Problems and tasks
a – From the hosting discussion, quote the passage starting with "But I'm not" and going on through "on one server.".
b – In the hosting discussion, Robert Porter says their redirection changes take effect instantly. Using his own explanation, say in one to three sentences why.

Excerpted text
◆ ◆ ◆
I guess you got full control over your domain and servers. You'll probably change the proxy to point to another host. At the moment I have no idea how things are organised behind the scenes here. I don't know if it has load balancing or not, wether there is a possibility for continuous deployment/integration etc. I don't think so but we'll have to see. Maybe we don't control the proxy, I have no experience with cloudflare.


----------



## Robert Porter (Aug 29, 2017)

Cloudflare has exactly the necessary tools and utilities for what I outlined. But no we don't redirect via a proxy. The public IP is homed to a load balancing cluster. The actual server IP's are private so we just redirect the public IP to a different internal IP via the hosting services control panel. Pretty basic functionality for any hosting company utilizing virtual hosts which is over 90% of the market. The nice thing is since we are not messing with a proxy, or worse, DNS, the changes are instantaneous with no need to wait for addresses to update across the network. It is also rather inexpensive. We host several well trafficked sites on 2 clusters. All for less than 400USD a year. And the smallest sites generate a lot more traffic and disk utilization than a site like this. Unfortunately the hosting market is full of shysters that charge an arm and a leg for services like that. You really have to pay attention to the fine print. "Unlimited" rarely truly means what you and I would think it does.


----------



## Marcel (Aug 29, 2017)

The redirection, isn't that what you would do with for instance a nginx proxy up front? Outside IP goes to the proxy, which redirects the adres to a server behind it. I usually work with a bunch of dockers behind an nginx proxy on AWS. Changes are pretty much instantaneous, so sounds a lot like what you describe here. Like you, we don't have to touch the DNS. I guess what you do on the panel could be changing the port forewarding, then you don't touch the proxy, but just point to another proxy. I myself never saw a hosting here in the NL that allowed you to do that for a relatively cheap price, apart from AWS that is. But as I said, I don't have experience with cloudflare and what they do.
But I'm not sure what is used here. Most consumers hosting don't have a fine control like that, usually they just only allow you to ftp code to the cgi folder and set up a couple of databases on one server.


----------



## mikewint (Aug 29, 2017)

Robert, Δεν ήξερα ότι μιλήσατε ελληνικά


----------



## Robert Porter (Aug 29, 2017)

mikewint said:


> Robert, Δεν ήξερα ότι μιλήσατε ελληνικά


It's all greek to me?

Reactions: Funny Funny:
1 | Like List reactions


----------



## Robert Porter (Aug 29, 2017)

Marcel said:


> The redirection, isn't that what you would do with for instance a nginx proxy up front? Outside IP goes to the proxy, which redirects the adres to a server behind it. I usually work with a bunch of dockers behind an nginx proxy on AWS. Changes are pretty much instantaneous, so sounds a lot like what you describe here. Like you, we don't have to touch the DNS. I guess what you do on the panel could be changing the port forewarding, then you don't touch the proxy, but just point to another proxy. I myself never saw a hosting here in the NL that allowed you to do that for a relatively cheap price, apart from AWS that is. But as I said, I don't have experience with cloudflare and what they do.
◆ ◆ ◆
Items
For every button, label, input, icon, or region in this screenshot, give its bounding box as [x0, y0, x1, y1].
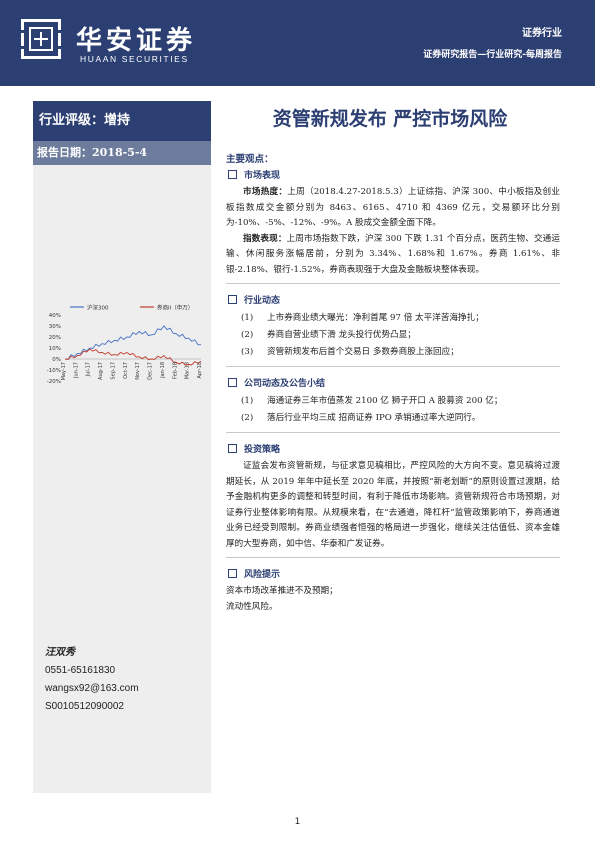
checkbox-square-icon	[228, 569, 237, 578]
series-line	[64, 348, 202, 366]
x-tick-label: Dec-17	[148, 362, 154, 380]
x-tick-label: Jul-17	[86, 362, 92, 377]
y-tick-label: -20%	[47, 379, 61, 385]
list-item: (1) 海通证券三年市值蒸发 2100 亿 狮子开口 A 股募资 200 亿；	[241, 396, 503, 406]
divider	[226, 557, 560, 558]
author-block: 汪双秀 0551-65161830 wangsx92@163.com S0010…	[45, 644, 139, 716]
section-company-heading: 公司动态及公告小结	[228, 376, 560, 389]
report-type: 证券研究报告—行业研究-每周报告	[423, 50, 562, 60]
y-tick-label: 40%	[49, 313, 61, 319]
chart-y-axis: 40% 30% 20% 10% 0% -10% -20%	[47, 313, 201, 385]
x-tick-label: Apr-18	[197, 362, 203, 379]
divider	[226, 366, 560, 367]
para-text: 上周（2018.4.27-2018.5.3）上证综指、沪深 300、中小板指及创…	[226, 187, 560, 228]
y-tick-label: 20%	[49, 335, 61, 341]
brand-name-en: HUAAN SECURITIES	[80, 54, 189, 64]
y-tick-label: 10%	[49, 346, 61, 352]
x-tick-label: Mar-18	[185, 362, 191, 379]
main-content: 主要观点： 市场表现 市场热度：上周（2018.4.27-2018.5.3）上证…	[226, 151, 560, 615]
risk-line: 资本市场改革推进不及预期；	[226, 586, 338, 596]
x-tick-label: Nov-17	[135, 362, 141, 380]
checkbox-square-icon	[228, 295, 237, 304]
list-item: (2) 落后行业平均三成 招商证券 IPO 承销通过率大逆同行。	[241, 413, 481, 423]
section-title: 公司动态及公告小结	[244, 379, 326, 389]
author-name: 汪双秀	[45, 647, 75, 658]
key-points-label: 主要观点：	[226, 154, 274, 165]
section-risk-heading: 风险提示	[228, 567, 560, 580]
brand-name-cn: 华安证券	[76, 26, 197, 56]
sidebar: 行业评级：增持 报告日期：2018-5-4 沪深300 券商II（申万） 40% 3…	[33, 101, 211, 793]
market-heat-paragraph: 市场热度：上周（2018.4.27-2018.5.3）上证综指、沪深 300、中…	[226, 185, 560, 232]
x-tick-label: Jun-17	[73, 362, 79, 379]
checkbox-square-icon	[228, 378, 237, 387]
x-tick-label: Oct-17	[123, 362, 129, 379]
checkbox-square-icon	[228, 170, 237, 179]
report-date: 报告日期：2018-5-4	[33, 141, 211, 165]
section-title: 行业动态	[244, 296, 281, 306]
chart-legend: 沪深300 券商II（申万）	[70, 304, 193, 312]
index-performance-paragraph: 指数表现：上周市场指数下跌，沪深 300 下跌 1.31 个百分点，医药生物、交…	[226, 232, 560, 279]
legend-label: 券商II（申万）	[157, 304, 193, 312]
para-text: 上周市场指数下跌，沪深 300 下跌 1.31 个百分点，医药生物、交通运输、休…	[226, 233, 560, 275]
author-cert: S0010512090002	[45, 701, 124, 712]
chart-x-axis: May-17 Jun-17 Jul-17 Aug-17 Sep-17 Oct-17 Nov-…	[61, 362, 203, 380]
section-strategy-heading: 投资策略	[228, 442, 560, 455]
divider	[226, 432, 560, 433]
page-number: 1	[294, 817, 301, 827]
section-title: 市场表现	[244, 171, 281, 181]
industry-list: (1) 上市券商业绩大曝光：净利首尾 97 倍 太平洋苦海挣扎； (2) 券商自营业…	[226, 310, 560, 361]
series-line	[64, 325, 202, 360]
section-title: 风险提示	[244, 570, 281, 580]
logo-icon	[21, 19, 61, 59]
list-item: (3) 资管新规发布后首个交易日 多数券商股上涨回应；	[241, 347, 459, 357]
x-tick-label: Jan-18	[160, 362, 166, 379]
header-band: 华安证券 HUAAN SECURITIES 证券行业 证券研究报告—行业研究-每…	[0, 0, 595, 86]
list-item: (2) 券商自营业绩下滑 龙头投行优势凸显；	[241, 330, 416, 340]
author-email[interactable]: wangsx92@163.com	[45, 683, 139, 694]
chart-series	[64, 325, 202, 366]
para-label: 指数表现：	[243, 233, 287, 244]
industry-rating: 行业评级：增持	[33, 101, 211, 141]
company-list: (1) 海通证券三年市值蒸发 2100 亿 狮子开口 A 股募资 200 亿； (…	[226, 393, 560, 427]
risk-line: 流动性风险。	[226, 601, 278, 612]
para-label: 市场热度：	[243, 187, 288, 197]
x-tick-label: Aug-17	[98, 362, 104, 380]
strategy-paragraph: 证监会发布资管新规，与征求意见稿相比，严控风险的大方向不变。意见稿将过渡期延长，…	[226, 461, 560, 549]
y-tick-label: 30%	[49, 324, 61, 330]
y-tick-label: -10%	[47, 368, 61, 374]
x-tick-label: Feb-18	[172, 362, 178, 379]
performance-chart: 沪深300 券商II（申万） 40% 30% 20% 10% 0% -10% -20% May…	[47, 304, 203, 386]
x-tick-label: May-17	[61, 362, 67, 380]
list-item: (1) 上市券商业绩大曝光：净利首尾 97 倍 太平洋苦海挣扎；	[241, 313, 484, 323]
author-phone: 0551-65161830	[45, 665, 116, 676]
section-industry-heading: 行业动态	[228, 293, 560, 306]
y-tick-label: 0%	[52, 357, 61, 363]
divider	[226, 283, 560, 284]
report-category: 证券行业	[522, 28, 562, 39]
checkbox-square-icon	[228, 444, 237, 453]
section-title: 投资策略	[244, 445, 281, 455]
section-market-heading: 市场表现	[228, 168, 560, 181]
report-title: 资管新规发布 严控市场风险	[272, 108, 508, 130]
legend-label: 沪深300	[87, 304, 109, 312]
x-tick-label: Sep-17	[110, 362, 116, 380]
◆ ◆ ◆
Answers to the problems
a –
But I'm not sure what is used here. Most consumers hosting don't have a fine control like that, usually they just only allow you to ftp code to the cgi folder and set up a couple of databases on one server.

b – They redirect the public IP to a different internal IP through the hosting service's control panel, without changing a proxy or DNS. Because of that, there's no need to wait for addresses to update across the network.